▶ Written instruction
Your task is to gather the lines below that hold the string "video".

───── Records for the exercise ─────

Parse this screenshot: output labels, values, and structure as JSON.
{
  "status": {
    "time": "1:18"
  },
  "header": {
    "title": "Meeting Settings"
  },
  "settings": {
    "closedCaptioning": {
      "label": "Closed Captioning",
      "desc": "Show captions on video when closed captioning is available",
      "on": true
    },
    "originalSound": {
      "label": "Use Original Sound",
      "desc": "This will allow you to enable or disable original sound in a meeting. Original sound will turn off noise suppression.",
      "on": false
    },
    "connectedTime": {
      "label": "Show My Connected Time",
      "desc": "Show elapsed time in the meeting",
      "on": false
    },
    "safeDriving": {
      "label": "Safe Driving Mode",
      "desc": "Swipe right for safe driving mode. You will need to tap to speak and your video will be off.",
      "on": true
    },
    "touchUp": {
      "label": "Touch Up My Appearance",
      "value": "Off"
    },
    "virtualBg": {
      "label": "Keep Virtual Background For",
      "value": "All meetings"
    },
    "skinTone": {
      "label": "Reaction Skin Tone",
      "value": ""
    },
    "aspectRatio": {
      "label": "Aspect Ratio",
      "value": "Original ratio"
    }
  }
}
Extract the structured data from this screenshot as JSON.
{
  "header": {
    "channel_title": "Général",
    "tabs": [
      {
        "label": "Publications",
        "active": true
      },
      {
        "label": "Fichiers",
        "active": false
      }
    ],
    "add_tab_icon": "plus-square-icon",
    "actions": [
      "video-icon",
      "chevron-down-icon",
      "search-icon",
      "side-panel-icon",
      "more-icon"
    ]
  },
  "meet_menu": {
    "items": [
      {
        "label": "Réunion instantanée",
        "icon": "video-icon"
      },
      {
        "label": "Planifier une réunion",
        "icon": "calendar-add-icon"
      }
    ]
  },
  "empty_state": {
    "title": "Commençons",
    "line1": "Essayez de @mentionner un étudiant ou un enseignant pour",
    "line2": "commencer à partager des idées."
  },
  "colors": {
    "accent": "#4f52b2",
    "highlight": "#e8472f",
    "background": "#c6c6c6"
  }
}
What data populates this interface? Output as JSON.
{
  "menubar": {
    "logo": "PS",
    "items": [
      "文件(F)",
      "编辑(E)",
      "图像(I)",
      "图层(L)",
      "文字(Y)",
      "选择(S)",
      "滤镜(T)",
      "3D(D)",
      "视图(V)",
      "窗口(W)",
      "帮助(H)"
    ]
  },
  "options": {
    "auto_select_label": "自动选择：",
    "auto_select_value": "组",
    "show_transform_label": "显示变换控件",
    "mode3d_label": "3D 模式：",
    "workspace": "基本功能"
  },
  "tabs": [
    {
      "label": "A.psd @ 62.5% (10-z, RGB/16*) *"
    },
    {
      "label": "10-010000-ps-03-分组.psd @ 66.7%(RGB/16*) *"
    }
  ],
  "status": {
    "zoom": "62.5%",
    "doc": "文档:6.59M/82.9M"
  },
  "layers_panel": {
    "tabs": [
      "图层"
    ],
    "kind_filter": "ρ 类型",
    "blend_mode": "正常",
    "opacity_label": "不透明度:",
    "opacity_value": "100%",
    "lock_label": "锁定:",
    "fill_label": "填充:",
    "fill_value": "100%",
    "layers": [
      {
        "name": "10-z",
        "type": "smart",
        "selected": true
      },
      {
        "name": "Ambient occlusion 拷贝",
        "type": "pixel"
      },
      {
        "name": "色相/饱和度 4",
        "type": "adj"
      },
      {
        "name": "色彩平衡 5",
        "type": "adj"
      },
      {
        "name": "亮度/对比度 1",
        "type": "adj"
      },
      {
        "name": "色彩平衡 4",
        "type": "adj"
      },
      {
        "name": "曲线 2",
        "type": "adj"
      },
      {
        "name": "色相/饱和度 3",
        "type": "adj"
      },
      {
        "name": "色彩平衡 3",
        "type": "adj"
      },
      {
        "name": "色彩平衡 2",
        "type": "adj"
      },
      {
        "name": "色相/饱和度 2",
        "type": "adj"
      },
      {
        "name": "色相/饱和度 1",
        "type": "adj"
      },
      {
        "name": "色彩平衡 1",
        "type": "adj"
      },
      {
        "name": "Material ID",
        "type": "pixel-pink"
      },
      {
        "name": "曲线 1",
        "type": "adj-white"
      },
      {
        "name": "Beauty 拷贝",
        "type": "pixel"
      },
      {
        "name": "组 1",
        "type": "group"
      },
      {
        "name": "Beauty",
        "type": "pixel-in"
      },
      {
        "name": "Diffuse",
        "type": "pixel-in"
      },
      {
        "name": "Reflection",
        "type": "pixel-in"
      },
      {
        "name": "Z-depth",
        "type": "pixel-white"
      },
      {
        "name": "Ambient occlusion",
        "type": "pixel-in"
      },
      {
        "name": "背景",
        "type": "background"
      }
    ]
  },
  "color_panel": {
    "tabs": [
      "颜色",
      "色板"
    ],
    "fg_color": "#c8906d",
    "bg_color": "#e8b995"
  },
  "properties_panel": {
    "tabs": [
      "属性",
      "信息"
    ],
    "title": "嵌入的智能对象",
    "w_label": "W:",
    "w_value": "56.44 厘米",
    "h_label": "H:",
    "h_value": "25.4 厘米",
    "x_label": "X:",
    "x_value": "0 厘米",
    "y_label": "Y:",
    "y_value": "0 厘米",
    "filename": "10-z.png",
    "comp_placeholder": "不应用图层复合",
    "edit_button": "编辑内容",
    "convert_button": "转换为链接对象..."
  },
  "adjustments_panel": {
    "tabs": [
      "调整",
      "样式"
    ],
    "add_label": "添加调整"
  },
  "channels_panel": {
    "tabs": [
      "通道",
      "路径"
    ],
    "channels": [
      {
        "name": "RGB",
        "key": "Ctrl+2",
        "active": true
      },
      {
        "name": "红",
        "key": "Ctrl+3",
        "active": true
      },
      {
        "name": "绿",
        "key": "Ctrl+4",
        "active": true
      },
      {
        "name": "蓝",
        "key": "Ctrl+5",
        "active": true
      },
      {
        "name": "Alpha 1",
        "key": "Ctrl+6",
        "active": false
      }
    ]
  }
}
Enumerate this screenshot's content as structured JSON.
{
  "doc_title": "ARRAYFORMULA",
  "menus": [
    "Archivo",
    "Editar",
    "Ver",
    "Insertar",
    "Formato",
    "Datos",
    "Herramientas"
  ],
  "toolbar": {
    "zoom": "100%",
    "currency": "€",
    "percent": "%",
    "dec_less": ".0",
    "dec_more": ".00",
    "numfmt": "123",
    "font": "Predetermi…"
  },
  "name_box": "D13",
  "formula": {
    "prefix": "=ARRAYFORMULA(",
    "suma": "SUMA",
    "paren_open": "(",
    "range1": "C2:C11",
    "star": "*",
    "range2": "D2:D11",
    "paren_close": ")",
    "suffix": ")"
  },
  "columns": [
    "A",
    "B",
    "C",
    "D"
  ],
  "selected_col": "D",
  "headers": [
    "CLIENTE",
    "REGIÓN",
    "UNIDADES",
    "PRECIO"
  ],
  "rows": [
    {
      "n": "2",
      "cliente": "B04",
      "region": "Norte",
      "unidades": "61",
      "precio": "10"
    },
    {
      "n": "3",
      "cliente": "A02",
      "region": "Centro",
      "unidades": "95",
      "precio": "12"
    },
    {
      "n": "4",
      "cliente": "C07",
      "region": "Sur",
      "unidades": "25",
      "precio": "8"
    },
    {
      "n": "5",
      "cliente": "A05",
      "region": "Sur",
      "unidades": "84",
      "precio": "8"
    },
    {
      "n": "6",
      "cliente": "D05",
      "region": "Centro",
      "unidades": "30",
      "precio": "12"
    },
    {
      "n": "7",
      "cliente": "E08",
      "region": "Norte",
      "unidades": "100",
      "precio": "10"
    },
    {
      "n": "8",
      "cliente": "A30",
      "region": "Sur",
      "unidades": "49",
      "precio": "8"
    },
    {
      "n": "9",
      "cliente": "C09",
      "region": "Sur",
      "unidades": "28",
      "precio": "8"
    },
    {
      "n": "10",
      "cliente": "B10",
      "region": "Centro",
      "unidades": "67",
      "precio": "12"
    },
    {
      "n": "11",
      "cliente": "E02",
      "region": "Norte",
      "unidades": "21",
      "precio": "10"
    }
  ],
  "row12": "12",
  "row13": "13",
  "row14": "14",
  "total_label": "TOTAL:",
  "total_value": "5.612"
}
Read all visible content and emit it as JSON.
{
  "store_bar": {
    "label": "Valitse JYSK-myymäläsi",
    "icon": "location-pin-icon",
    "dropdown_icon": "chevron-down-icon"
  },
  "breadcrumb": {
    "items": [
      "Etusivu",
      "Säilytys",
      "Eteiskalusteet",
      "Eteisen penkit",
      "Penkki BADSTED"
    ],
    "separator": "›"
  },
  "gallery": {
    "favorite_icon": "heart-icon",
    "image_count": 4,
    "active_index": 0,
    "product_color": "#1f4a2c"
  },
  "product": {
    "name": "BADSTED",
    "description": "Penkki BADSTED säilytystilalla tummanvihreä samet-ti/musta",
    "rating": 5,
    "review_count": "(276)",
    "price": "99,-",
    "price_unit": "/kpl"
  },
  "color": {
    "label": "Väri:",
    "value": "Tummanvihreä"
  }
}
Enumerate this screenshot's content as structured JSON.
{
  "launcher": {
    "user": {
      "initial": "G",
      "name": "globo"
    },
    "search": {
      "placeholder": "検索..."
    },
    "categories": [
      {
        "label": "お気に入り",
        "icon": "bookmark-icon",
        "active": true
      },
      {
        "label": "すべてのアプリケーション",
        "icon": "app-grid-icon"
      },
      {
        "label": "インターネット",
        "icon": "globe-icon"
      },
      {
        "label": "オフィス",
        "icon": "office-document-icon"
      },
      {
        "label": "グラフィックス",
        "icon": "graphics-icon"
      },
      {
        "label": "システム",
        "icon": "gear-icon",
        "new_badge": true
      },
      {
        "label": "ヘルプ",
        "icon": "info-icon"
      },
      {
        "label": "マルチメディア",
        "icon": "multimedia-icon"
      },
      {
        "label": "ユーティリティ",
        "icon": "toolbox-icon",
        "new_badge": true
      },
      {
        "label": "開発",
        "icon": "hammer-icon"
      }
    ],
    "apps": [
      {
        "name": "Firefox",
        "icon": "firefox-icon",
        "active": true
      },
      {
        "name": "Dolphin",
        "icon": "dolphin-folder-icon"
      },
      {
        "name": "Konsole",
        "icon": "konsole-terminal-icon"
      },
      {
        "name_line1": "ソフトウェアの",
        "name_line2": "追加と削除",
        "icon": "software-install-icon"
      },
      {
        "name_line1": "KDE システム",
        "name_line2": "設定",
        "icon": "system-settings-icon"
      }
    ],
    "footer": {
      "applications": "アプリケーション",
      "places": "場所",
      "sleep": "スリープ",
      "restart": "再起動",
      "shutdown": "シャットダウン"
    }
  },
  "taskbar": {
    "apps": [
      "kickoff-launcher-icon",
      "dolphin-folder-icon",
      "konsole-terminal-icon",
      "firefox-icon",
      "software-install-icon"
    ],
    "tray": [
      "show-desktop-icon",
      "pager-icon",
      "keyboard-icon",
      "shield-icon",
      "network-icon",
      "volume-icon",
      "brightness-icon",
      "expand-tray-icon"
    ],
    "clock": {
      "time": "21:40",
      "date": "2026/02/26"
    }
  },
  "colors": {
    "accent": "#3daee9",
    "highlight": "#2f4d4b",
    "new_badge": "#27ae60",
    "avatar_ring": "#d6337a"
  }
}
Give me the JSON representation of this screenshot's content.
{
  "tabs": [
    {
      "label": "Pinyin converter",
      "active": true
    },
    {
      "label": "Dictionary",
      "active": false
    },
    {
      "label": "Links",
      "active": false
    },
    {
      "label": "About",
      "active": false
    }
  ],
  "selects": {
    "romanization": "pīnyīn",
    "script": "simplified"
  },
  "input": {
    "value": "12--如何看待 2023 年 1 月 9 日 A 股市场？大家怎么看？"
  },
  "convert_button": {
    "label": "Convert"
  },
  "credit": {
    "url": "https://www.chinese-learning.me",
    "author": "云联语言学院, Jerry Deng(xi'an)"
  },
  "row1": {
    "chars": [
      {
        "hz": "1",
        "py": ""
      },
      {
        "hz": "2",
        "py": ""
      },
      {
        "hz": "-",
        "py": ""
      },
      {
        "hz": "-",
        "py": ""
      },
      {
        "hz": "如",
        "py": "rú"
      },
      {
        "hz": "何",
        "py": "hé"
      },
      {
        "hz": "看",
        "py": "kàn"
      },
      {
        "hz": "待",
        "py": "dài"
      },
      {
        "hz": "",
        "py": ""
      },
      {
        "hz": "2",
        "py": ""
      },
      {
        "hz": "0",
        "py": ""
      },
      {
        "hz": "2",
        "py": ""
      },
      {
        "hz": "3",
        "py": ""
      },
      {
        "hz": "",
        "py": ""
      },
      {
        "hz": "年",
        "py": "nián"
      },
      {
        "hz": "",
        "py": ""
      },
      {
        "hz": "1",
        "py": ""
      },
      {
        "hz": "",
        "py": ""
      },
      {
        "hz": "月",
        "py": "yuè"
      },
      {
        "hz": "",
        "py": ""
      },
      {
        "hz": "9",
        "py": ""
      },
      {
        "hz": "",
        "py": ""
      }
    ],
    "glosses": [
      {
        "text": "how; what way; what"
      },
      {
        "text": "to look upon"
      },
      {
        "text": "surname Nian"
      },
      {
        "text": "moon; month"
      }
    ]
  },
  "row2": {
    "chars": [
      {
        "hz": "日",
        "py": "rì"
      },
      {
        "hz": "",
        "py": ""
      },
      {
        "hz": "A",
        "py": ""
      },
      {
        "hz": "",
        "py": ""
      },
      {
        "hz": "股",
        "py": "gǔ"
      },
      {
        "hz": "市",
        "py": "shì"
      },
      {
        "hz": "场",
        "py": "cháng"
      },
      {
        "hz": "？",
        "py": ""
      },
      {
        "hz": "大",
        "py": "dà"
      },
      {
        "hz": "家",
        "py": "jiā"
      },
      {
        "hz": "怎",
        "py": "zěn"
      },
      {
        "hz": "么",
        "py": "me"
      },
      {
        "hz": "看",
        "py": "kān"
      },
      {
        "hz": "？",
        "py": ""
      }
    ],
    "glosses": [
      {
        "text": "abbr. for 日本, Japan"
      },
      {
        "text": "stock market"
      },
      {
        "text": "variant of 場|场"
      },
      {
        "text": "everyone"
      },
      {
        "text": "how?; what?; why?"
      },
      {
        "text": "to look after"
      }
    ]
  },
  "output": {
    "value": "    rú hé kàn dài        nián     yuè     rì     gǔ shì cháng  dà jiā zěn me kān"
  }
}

─────

▶ Completed exercise
      "desc": "Show captions on video when closed captioning is available",
      "desc": "Swipe right for safe driving mode. You will need to tap to speak and your video will be off.",
      "video-icon",
        "icon": "video-icon"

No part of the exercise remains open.